- RECORD EXCERPTS
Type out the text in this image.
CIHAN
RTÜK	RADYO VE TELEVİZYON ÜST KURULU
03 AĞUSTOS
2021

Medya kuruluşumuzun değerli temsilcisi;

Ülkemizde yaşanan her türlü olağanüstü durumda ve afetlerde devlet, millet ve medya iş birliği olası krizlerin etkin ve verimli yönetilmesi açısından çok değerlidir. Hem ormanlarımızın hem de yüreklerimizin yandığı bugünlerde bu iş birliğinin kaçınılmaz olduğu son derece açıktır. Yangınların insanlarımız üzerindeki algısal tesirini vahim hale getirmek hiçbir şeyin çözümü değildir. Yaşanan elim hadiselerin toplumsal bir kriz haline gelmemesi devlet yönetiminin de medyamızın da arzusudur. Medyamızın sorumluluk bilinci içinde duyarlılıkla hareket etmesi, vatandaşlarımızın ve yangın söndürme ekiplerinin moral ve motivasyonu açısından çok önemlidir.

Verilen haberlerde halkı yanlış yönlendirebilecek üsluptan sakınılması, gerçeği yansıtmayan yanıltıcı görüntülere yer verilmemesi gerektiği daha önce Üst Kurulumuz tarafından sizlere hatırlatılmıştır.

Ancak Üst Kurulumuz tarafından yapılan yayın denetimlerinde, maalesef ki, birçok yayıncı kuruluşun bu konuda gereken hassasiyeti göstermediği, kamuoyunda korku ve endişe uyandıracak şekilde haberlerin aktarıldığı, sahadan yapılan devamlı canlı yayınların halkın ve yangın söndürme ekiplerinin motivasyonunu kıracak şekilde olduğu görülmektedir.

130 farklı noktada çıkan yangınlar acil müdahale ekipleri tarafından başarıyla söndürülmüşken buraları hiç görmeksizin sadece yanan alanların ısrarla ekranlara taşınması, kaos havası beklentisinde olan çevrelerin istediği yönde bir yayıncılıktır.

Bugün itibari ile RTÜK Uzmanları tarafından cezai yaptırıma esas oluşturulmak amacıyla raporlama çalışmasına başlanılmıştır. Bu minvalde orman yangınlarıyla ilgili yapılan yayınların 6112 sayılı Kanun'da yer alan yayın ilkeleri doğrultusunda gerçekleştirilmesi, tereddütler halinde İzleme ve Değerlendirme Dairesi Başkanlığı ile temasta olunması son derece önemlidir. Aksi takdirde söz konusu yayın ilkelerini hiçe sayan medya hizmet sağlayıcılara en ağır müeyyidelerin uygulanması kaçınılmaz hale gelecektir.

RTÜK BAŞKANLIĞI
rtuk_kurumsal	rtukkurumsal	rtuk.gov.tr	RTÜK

- DIRECTIONS
Give all the records again. Match them exactly.

- SOLUTION TO THE PROBLEM
Type out the text in this image.
CIHAN
RTÜK	RADYO VE TELEVİZYON ÜST KURULU
03 AĞUSTOS
2021

Medya kuruluşumuzun değerli temsilcisi;

Ülkemizde yaşanan her türlü olağanüstü durumda ve afetlerde devlet, millet ve medya iş birliği olası krizlerin etkin ve verimli yönetilmesi açısından çok değerlidir. Hem ormanlarımızın hem de yüreklerimizin yandığı bugünlerde bu iş birliğinin kaçınılmaz olduğu son derece açıktır. Yangınların insanlarımız üzerindeki algısal tesirini vahim hale getirmek hiçbir şeyin çözümü değildir. Yaşanan elim hadiselerin toplumsal bir kriz haline gelmemesi devlet yönetiminin de medyamızın da arzusudur. Medyamızın sorumluluk bilinci içinde duyarlılıkla hareket etmesi, vatandaşlarımızın ve yangın söndürme ekiplerinin moral ve motivasyonu açısından çok önemlidir.

Verilen haberlerde halkı yanlış yönlendirebilecek üsluptan sakınılması, gerçeği yansıtmayan yanıltıcı görüntülere yer verilmemesi gerektiği daha önce Üst Kurulumuz tarafından sizlere hatırlatılmıştır.

Ancak Üst Kurulumuz tarafından yapılan yayın denetimlerinde, maalesef ki, birçok yayıncı kuruluşun bu konuda gereken hassasiyeti göstermediği, kamuoyunda korku ve endişe uyandıracak şekilde haberlerin aktarıldığı, sahadan yapılan devamlı canlı yayınların halkın ve yangın söndürme ekiplerinin motivasyonunu kıracak şekilde olduğu görülmektedir.

130 farklı noktada çıkan yangınlar acil müdahale ekipleri tarafından başarıyla söndürülmüşken buraları hiç görmeksizin sadece yanan alanların ısrarla ekranlara taşınması, kaos havası beklentisinde olan çevrelerin istediği yönde bir yayıncılıktır.

Bugün itibari ile RTÜK Uzmanları tarafından cezai yaptırıma esas oluşturulmak amacıyla raporlama çalışmasına başlanılmıştır. Bu minvalde orman yangınlarıyla ilgili yapılan yayınların 6112 sayılı Kanun'da yer alan yayın ilkeleri doğrultusunda gerçekleştirilmesi, tereddütler halinde İzleme ve Değerlendirme Dairesi Başkanlığı ile temasta olunması son derece önemlidir. Aksi takdirde söz konusu yayın ilkelerini hiçe sayan medya hizmet sağlayıcılara en ağır müeyyidelerin uygulanması kaçınılmaz hale gelecektir.

RTÜK BAŞKANLIĞI
rtuk_kurumsal	rtukkurumsal	rtuk.gov.tr	RTÜK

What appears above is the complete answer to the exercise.